> **TAREFA A REALIZAR**: Segundo o excerto sobre a ideologia de género, de onde há de resultar a resposta mais eficaz às afirmações e à difusão dessa ideologia?

> **EXCERTO SELECIONADO**:
###

Este notável documento, integra ainda uma série de propostas que recomendo serem lidas na sua totalidade e que incluem o «direito da família a ser reconhecida como o espaço pedagógico primário para a formação da criança.» Que se traduz «concretamente no «gravíssimo dever» dos pais em assumirem a responsabilidade da «educação completa dos filhos de modo pessoal e social», e por isso, também lhes compete a educação para a identidade sexual e afetividade, «no quadro de uma educação para o amor, à recíproca doação»».

Outro documento que pode ser de grande utilidade é o documento da CEP sobre a ideologia de género que apresenta como solução o seguinte:

«A ideologia do género não só contrasta com a visão bíblica e cristã, mas também com a verdade da pessoa e da sua vocação. Prejudica a realização pessoal e, a médio prazo, defrauda a sociedade. Não exprime a verdade da pessoa, mas distorce-a ideologicamente. As alterações legislativas que refletem a mentalidade da ideologia do género – concretamente, a lei que, entre nós, redefiniu o casamento – não são irreversíveis. E os cidadãos e legisladores que partilhem uma visão mais consentânea com o ser e a dignidade da pessoa e da família são chamados a fazer o que está ao seu alcance para as revogar. (…) De qualquer modo, a resposta mais eficaz às afirmações e difusão da ideologia do género há de resultar de uma nova evangelização. Trata-se de anunciar o Evangelho como este é: boa nova da vida, do amor humano, do matrimónio e da família, o que corresponde às exigências mais profundas e autênticas de toda a pessoa. A esse anúncio são chamadas, em especial, as famílias cristãs, antes de mais, mediante o seu testemunho de vida.»

Esta campanha chamava-se “O Primeiro Natal”. O primeiro e único Natal é o do Senhor Jesus que veio para nos salvar, também, de nós mesmos, das nossas más inclinações e das nossas misérias. No primeiro e único Natal não O receberam, mas nem por isso deixou de nos amar até à última gota do Seu preciosíssimo sangue. Também nós, católicos, temos de ter a capacidade de amar todos os que estão longe da Fé até à última gota do nosso sangue, mas sem nunca esquecer que apenas a Verdade tem a capacidade de nos libertar a nós e aos que nos rodeiam (cf. Jo 8,32).

###

> **LISTAGEM DE DADOS**:
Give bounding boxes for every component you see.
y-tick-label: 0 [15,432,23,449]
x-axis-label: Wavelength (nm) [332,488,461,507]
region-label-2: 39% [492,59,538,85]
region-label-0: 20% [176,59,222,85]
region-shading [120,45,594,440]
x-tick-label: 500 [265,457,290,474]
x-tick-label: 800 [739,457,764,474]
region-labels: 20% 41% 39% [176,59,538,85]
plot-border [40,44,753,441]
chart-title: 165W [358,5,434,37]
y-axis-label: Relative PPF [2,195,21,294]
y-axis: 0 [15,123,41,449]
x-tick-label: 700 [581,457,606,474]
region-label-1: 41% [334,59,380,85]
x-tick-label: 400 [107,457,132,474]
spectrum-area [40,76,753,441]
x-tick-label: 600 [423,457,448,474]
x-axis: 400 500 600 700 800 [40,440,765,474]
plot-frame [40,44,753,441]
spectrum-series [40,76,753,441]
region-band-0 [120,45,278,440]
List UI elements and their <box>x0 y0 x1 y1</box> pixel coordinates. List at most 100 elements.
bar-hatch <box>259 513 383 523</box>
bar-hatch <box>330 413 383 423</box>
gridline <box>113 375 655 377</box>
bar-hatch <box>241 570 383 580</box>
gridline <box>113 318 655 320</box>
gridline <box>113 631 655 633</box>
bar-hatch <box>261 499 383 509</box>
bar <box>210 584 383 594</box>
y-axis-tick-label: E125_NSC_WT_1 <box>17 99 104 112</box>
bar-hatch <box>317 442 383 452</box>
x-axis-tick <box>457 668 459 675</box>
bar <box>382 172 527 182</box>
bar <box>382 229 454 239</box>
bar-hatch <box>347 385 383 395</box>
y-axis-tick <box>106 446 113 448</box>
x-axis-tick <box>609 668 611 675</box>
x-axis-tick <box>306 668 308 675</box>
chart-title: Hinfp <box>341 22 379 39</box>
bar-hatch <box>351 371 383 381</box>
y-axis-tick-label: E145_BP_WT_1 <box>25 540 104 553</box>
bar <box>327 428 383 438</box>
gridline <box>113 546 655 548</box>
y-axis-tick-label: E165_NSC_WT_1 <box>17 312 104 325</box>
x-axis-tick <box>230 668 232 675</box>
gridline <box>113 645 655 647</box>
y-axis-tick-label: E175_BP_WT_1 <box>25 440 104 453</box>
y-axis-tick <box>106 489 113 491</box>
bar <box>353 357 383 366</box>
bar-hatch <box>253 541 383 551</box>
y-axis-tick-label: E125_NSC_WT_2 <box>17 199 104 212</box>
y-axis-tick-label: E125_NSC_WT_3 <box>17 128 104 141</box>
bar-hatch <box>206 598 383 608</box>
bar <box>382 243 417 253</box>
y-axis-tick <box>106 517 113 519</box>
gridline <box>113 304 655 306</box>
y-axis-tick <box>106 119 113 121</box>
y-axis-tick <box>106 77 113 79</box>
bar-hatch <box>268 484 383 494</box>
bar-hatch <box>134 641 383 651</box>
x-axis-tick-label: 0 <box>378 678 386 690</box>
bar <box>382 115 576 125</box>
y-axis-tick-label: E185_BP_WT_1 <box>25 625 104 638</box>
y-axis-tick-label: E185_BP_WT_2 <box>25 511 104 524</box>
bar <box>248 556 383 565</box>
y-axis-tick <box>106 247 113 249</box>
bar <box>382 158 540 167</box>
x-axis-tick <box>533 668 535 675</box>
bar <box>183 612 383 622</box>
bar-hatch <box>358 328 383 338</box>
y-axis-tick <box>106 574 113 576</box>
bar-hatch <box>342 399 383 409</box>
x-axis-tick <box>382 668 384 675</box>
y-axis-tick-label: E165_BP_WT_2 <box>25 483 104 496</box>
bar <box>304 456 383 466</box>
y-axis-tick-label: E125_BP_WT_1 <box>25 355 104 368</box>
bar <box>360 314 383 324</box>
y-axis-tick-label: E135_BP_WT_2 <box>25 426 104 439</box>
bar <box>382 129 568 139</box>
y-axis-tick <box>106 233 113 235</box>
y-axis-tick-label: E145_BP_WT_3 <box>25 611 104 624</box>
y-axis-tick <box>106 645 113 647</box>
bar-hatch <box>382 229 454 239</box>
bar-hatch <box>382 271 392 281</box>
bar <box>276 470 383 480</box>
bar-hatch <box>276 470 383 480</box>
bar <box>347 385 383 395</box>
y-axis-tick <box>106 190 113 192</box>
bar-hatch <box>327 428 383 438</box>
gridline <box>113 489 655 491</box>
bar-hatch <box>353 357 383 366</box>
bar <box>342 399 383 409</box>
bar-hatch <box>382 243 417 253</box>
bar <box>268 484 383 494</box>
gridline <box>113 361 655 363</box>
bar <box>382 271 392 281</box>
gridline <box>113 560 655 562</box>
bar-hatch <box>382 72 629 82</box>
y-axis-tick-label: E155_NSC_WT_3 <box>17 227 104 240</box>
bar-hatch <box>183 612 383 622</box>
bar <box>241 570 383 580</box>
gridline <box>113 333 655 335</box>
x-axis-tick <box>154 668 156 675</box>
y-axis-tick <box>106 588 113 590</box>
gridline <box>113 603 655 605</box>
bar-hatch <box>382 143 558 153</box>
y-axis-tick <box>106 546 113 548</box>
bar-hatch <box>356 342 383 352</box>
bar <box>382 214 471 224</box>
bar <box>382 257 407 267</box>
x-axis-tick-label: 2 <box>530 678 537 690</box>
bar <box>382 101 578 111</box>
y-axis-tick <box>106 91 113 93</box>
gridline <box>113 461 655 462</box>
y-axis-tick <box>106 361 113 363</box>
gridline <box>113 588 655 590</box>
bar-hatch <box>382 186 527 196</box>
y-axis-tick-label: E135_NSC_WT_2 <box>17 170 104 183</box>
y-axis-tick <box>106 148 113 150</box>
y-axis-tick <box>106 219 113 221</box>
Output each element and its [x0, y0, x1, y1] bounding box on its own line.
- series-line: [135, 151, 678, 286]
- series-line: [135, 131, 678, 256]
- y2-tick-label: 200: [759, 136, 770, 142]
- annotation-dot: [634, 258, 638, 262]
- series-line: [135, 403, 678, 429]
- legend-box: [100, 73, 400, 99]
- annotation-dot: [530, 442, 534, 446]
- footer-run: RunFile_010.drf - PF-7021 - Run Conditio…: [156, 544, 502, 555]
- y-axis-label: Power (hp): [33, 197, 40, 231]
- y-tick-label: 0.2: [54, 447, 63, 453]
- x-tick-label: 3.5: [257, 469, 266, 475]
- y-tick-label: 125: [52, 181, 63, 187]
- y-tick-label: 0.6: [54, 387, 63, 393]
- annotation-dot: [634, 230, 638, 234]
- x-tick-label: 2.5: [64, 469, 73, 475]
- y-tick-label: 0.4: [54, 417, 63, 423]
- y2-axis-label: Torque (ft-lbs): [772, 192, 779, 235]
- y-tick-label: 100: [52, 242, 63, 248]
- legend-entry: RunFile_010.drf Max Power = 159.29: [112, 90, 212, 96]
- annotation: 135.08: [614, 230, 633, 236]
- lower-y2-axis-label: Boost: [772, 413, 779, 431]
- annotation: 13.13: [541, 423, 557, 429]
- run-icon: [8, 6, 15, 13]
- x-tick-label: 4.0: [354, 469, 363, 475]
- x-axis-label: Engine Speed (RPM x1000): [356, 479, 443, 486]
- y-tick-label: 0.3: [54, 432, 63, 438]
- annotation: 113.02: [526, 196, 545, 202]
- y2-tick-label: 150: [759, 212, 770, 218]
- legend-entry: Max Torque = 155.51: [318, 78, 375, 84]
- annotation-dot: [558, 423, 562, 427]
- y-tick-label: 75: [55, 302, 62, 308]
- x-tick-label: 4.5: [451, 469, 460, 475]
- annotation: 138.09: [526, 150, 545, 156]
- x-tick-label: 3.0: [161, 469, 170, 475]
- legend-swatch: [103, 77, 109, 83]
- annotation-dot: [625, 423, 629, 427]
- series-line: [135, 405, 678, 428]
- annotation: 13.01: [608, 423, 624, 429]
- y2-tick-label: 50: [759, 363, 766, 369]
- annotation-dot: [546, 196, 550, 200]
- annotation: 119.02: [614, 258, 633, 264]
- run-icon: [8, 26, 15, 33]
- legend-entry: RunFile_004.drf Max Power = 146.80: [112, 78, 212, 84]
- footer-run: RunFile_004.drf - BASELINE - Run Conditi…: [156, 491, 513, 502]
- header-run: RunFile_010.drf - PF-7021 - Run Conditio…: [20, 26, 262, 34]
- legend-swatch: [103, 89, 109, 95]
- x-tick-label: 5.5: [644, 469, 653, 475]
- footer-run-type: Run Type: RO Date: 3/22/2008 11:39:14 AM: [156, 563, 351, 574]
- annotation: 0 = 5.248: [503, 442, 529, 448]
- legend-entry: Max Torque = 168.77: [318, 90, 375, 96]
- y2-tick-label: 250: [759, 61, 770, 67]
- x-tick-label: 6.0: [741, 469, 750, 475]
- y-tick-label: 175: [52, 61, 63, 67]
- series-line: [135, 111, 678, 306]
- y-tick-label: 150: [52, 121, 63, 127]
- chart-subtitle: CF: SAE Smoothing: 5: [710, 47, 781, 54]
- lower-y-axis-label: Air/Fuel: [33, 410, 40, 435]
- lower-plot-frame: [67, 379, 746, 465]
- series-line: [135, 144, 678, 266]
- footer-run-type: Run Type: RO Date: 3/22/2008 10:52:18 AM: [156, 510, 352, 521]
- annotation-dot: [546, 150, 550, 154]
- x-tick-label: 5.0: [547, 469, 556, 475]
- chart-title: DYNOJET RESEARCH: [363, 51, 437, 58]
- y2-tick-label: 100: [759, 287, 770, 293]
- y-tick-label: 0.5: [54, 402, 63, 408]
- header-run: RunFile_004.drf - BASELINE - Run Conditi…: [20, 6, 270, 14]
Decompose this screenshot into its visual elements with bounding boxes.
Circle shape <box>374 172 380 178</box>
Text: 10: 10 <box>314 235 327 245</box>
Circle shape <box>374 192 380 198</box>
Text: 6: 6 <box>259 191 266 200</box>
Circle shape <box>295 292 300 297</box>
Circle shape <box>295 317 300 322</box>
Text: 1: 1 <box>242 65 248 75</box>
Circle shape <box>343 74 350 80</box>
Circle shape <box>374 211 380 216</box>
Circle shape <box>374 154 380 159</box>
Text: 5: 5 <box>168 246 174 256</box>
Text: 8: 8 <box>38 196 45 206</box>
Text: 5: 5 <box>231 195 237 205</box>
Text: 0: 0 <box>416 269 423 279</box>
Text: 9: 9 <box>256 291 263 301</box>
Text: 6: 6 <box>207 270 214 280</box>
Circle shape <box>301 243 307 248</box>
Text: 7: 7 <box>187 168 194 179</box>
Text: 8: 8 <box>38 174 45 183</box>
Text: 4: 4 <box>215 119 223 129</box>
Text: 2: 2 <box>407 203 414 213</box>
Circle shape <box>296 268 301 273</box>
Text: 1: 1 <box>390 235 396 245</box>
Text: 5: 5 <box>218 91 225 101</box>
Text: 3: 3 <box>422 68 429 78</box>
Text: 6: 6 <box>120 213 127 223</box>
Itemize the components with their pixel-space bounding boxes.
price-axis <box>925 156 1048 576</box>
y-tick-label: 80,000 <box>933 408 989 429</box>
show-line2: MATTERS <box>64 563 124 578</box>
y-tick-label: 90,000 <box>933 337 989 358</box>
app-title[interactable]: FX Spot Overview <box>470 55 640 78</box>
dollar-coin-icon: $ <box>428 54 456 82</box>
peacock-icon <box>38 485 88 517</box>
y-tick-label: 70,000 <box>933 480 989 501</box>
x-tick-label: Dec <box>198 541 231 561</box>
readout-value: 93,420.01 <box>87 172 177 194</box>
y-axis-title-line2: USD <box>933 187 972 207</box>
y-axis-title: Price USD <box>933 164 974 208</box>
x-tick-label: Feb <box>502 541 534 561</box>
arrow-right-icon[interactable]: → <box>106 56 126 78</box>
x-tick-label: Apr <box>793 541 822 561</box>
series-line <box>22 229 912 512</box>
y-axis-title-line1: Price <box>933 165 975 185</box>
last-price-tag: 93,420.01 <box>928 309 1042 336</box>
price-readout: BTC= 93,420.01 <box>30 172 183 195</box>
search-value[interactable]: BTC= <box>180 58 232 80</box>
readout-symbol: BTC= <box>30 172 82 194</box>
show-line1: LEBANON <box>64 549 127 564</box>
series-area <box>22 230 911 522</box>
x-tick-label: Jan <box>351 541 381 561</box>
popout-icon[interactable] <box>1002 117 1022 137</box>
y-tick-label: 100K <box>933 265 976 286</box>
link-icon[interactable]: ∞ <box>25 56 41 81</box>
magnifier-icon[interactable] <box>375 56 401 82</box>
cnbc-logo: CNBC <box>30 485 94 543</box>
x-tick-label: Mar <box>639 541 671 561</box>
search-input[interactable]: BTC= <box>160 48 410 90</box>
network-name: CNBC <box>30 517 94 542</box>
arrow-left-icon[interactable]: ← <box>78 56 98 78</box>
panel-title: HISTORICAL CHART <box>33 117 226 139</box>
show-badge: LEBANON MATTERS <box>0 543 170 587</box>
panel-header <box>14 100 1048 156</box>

###

> **RESPOSTA DO EXERCÍCIO**: De uma nova evangelização.